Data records
==================================================

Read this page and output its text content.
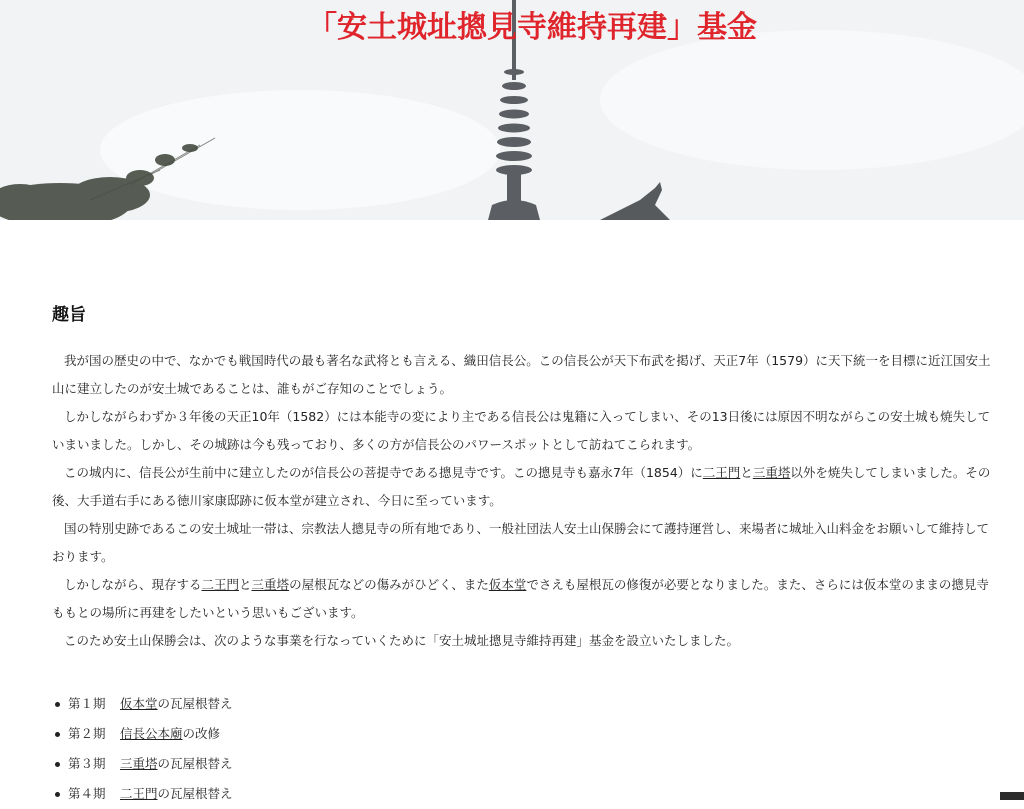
「安土城址摠見寺維持再建」基金
趣旨

我が国の歴史の中で、なかでも戦国時代の最も著名な武将とも言える、織田信長公。この信長公が天下布武を掲げ、天正7年（1579）に天下統一を目標に近江国安土山に建立したのが安土城であることは、誰もがご存知のことでしょう。

しかしながらわずか３年後の天正10年（1582）には本能寺の変により主である信長公は鬼籍に入ってしまい、その13日後には原因不明ながらこの安土城も焼失していまいました。しかし、その城跡は今も残っており、多くの方が信長公のパワースポットとして訪ねてこられます。

この城内に、信長公が生前中に建立したのが信長公の菩提寺である摠見寺です。この摠見寺も嘉永7年（1854）に二王門と三重塔以外を焼失してしまいました。その後、大手道右手にある徳川家康邸跡に仮本堂が建立され、今日に至っています。

国の特別史跡であるこの安土城址一帯は、宗教法人摠見寺の所有地であり、一般社団法人安土山保勝会にて護持運営し、来場者に城址入山料金をお願いして維持しております。

しかしながら、現存する二王門と三重塔の屋根瓦などの傷みがひどく、また仮本堂でさえも屋根瓦の修復が必要となりました。また、さらには仮本堂のままの摠見寺ももとの場所に再建をしたいという思いもございます。

このため安土山保勝会は、次のような事業を行なっていくために「安土城址摠見寺維持再建」基金を設立いたしました。

第１期 仮本堂の瓦屋根替え
第２期 信長公本廟の改修
第３期 三重塔の瓦屋根替え
第４期 二王門の瓦屋根替え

==================================================

▶ _Task directions_
Pictures are not part of the copy; output everything else in the records exactly.

▶ _Task result_
Read this page and output its text content.
「安土城址摠見寺維持再建」基金
趣旨

我が国の歴史の中で、なかでも戦国時代の最も著名な武将とも言える、織田信長公。この信長公が天下布武を掲げ、天正7年（1579）に天下統一を目標に近江国安土山に建立したのが安土城であることは、誰もがご存知のことでしょう。

しかしながらわずか３年後の天正10年（1582）には本能寺の変により主である信長公は鬼籍に入ってしまい、その13日後には原因不明ながらこの安土城も焼失していまいました。しかし、その城跡は今も残っており、多くの方が信長公のパワースポットとして訪ねてこられます。

この城内に、信長公が生前中に建立したのが信長公の菩提寺である摠見寺です。この摠見寺も嘉永7年（1854）に二王門と三重塔以外を焼失してしまいました。その後、大手道右手にある徳川家康邸跡に仮本堂が建立され、今日に至っています。

国の特別史跡であるこの安土城址一帯は、宗教法人摠見寺の所有地であり、一般社団法人安土山保勝会にて護持運営し、来場者に城址入山料金をお願いして維持しております。

しかしながら、現存する二王門と三重塔の屋根瓦などの傷みがひどく、また仮本堂でさえも屋根瓦の修復が必要となりました。また、さらには仮本堂のままの摠見寺ももとの場所に再建をしたいという思いもございます。

このため安土山保勝会は、次のような事業を行なっていくために「安土城址摠見寺維持再建」基金を設立いたしました。

第１期 仮本堂の瓦屋根替え
第２期 信長公本廟の改修
第３期 三重塔の瓦屋根替え
第４期 二王門の瓦屋根替え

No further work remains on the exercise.